──────── Data records ────────
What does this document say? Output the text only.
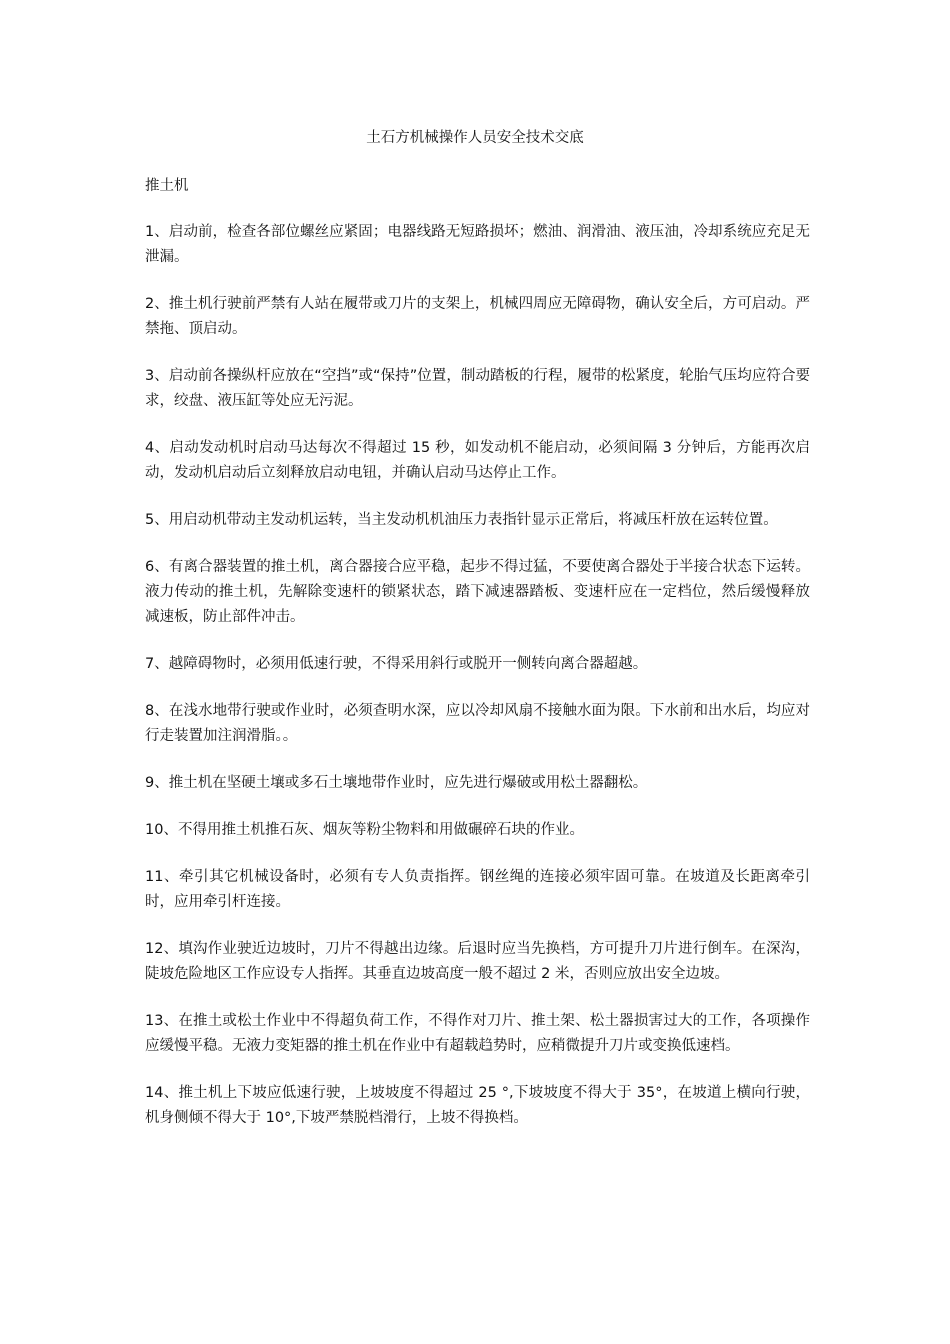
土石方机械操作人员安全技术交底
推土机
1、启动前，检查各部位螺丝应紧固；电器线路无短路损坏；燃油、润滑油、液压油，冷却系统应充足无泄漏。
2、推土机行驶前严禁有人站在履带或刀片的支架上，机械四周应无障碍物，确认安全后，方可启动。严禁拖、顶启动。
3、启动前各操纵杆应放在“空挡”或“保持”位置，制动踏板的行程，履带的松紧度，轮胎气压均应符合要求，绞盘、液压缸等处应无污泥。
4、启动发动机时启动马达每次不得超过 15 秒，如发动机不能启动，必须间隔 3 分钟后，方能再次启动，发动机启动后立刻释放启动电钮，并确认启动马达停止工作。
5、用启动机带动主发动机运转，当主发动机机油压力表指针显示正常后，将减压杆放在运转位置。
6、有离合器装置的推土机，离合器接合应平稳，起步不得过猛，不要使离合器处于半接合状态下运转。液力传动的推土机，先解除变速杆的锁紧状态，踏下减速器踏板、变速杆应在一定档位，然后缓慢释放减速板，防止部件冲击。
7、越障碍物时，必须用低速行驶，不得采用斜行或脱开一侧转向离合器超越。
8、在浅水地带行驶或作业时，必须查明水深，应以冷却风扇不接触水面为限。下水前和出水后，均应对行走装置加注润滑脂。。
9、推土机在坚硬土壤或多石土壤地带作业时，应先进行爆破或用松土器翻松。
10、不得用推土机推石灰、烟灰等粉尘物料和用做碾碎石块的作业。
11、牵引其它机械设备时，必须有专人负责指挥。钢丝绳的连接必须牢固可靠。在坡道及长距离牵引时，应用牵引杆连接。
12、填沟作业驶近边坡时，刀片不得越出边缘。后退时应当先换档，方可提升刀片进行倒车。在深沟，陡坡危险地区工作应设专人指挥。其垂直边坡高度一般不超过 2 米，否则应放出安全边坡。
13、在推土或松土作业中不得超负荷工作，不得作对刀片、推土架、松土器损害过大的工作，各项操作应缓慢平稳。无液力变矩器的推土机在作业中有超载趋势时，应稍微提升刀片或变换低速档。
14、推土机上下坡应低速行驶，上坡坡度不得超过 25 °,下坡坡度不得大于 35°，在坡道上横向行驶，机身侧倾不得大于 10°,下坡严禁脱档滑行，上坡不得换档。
────────
→ What you should do: Each line above is to be copied verbatim. Drop any image from the copy.

→ Exercise solution:
What does this document say? Output the text only.
土石方机械操作人员安全技术交底
推土机
1、启动前，检查各部位螺丝应紧固；电器线路无短路损坏；燃油、润滑油、液压油，冷却系统应充足无泄漏。
2、推土机行驶前严禁有人站在履带或刀片的支架上，机械四周应无障碍物，确认安全后，方可启动。严禁拖、顶启动。
3、启动前各操纵杆应放在“空挡”或“保持”位置，制动踏板的行程，履带的松紧度，轮胎气压均应符合要求，绞盘、液压缸等处应无污泥。
4、启动发动机时启动马达每次不得超过 15 秒，如发动机不能启动，必须间隔 3 分钟后，方能再次启动，发动机启动后立刻释放启动电钮，并确认启动马达停止工作。
5、用启动机带动主发动机运转，当主发动机机油压力表指针显示正常后，将减压杆放在运转位置。
6、有离合器装置的推土机，离合器接合应平稳，起步不得过猛，不要使离合器处于半接合状态下运转。液力传动的推土机，先解除变速杆的锁紧状态，踏下减速器踏板、变速杆应在一定档位，然后缓慢释放减速板，防止部件冲击。
7、越障碍物时，必须用低速行驶，不得采用斜行或脱开一侧转向离合器超越。
8、在浅水地带行驶或作业时，必须查明水深，应以冷却风扇不接触水面为限。下水前和出水后，均应对行走装置加注润滑脂。。
9、推土机在坚硬土壤或多石土壤地带作业时，应先进行爆破或用松土器翻松。
10、不得用推土机推石灰、烟灰等粉尘物料和用做碾碎石块的作业。
11、牵引其它机械设备时，必须有专人负责指挥。钢丝绳的连接必须牢固可靠。在坡道及长距离牵引时，应用牵引杆连接。
12、填沟作业驶近边坡时，刀片不得越出边缘。后退时应当先换档，方可提升刀片进行倒车。在深沟，陡坡危险地区工作应设专人指挥。其垂直边坡高度一般不超过 2 米，否则应放出安全边坡。
13、在推土或松土作业中不得超负荷工作，不得作对刀片、推土架、松土器损害过大的工作，各项操作应缓慢平稳。无液力变矩器的推土机在作业中有超载趋势时，应稍微提升刀片或变换低速档。
14、推土机上下坡应低速行驶，上坡坡度不得超过 25 °,下坡坡度不得大于 35°，在坡道上横向行驶，机身侧倾不得大于 10°,下坡严禁脱档滑行，上坡不得换档。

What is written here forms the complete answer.